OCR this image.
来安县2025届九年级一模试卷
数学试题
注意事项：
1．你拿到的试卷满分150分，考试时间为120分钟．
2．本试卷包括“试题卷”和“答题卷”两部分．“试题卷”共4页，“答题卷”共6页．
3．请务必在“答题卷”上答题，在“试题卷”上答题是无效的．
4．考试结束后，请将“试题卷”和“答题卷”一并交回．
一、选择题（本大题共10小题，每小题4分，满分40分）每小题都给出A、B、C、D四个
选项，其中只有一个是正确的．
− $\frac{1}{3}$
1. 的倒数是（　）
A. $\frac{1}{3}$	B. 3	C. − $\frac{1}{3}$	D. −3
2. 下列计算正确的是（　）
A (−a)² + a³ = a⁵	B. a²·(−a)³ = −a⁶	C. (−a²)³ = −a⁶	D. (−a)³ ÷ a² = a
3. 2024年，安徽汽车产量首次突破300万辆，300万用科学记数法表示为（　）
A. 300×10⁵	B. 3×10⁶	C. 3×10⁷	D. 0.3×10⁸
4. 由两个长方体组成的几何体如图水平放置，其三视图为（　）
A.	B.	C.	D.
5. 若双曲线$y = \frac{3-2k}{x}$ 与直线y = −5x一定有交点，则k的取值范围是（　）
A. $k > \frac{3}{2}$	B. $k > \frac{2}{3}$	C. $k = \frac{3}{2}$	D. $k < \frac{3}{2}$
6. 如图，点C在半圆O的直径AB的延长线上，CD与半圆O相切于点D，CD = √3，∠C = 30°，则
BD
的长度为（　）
-*-*-
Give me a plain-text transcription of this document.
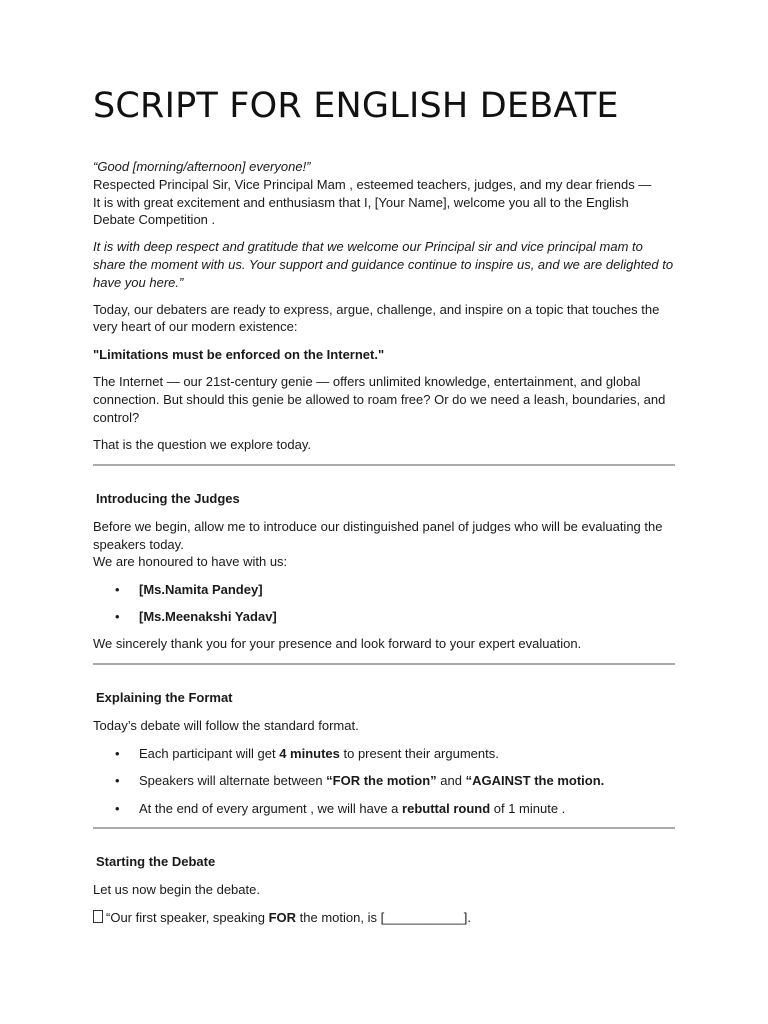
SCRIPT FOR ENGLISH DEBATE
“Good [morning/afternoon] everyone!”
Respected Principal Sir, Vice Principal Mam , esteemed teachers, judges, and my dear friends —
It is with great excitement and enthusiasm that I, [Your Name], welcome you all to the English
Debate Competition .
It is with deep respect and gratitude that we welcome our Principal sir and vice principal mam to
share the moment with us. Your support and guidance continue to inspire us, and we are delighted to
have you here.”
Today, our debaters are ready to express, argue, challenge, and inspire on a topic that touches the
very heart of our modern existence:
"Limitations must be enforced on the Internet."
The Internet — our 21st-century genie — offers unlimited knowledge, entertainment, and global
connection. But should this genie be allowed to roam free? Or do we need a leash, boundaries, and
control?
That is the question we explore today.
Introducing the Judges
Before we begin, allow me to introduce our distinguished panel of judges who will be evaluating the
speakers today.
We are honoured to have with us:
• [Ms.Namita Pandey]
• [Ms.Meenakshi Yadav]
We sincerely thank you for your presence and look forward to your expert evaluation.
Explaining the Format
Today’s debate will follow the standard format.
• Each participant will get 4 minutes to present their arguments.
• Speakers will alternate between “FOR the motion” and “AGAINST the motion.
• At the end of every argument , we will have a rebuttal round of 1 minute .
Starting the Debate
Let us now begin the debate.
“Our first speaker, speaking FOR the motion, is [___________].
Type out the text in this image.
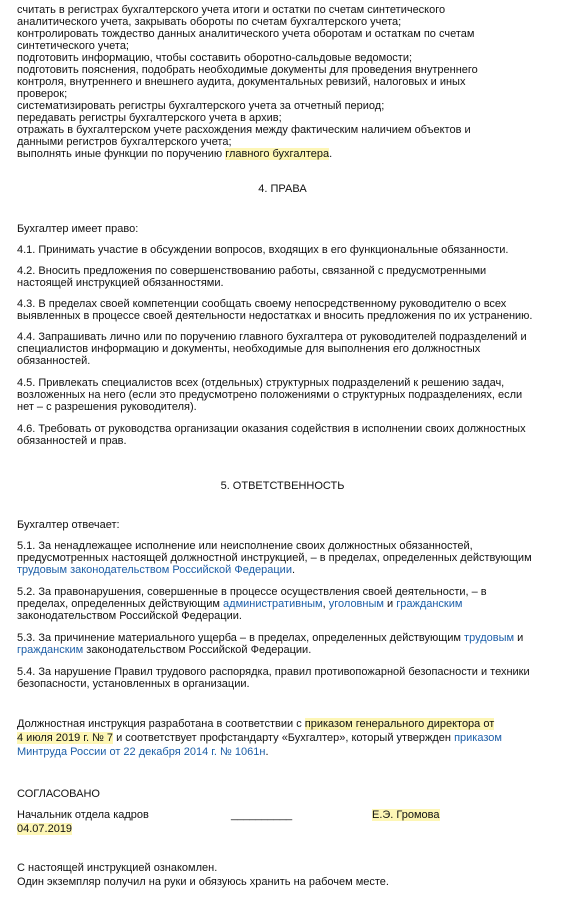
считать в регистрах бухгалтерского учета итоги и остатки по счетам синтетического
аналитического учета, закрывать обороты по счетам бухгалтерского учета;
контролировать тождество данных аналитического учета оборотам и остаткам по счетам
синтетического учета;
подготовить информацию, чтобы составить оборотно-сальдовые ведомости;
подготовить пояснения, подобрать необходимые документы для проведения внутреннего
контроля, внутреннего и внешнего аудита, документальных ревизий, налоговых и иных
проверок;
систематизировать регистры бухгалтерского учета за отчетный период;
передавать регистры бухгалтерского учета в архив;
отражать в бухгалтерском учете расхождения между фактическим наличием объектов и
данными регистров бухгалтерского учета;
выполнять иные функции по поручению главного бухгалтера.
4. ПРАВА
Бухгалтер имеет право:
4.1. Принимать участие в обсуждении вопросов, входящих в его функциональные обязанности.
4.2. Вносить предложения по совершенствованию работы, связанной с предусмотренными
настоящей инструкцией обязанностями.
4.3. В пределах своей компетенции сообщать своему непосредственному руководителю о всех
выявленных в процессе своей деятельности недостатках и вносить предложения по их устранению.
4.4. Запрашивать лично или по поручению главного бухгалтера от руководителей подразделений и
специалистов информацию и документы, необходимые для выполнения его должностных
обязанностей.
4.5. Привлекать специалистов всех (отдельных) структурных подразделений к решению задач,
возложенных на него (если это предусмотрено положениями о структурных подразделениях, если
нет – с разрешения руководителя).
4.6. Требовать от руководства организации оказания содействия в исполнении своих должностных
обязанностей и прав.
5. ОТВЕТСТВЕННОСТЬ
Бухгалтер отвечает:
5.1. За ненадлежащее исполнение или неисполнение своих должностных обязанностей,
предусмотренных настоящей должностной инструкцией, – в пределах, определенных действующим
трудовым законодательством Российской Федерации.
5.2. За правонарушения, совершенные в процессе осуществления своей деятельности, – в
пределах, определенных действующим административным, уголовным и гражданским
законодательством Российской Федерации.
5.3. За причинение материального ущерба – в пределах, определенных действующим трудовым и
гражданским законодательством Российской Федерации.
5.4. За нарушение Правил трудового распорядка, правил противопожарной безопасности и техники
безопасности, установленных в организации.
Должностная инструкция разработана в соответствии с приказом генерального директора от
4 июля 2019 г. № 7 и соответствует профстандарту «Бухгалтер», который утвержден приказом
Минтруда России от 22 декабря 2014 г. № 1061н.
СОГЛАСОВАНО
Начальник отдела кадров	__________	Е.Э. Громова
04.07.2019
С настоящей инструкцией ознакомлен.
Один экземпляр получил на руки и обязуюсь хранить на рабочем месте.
-*-*-
* Set exercise:
Copy out each line of the records that holds the string "своих".

* Exercise response:
4.6. Требовать от руководства организации оказания содействия в исполнении своих должностных
5.1. За ненадлежащее исполнение или неисполнение своих должностных обязанностей,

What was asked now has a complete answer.